*Directions*.
In full and without alteration, give the listing again.

*Data rows*.
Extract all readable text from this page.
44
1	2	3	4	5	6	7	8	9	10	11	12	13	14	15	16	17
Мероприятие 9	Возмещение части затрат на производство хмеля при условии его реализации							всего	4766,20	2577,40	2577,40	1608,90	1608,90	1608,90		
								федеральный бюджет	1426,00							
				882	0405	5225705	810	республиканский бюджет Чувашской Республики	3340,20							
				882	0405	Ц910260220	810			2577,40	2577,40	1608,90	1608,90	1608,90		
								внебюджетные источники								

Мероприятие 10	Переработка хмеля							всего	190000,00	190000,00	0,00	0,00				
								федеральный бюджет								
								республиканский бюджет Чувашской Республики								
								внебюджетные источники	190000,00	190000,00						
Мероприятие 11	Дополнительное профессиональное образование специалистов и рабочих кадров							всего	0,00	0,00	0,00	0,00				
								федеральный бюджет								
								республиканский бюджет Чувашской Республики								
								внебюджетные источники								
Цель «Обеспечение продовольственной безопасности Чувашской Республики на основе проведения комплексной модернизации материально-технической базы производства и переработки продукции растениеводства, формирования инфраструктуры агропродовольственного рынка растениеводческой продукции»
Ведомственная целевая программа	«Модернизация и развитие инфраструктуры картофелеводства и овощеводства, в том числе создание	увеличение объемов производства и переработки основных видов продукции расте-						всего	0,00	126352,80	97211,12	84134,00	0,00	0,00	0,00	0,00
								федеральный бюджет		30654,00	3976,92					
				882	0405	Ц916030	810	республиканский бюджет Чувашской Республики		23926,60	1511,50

*Exercise answer*.
Extract all readable text from this page.
44
1	2	3	4	5	6	7	8	9	10	11	12	13	14	15	16	17
Мероприятие 9	Возмещение части затрат на производство хмеля при условии его реализации							всего	4766,20	2577,40	2577,40	1608,90	1608,90	1608,90		
								федеральный бюджет	1426,00							
				882	0405	5225705	810	республиканский бюджет Чувашской Республики	3340,20							
				882	0405	Ц910260220	810			2577,40	2577,40	1608,90	1608,90	1608,90		
								внебюджетные источники								

Мероприятие 10	Переработка хмеля							всего	190000,00	190000,00	0,00	0,00				
								федеральный бюджет								
								республиканский бюджет Чувашской Республики								
								внебюджетные источники	190000,00	190000,00						
Мероприятие 11	Дополнительное профессиональное образование специалистов и рабочих кадров							всего	0,00	0,00	0,00	0,00				
								федеральный бюджет								
								республиканский бюджет Чувашской Республики								
								внебюджетные источники								
Цель «Обеспечение продовольственной безопасности Чувашской Республики на основе проведения комплексной модернизации материально-технической базы производства и переработки продукции растениеводства, формирования инфраструктуры агропродовольственного рынка растениеводческой продукции»
Ведомственная целевая программа	«Модернизация и развитие инфраструктуры картофелеводства и овощеводства, в том числе создание	увеличение объемов производства и переработки основных видов продукции расте-						всего	0,00	126352,80	97211,12	84134,00	0,00	0,00	0,00	0,00
								федеральный бюджет		30654,00	3976,92					
				882	0405	Ц916030	810	республиканский бюджет Чувашской Республики		23926,60	1511,50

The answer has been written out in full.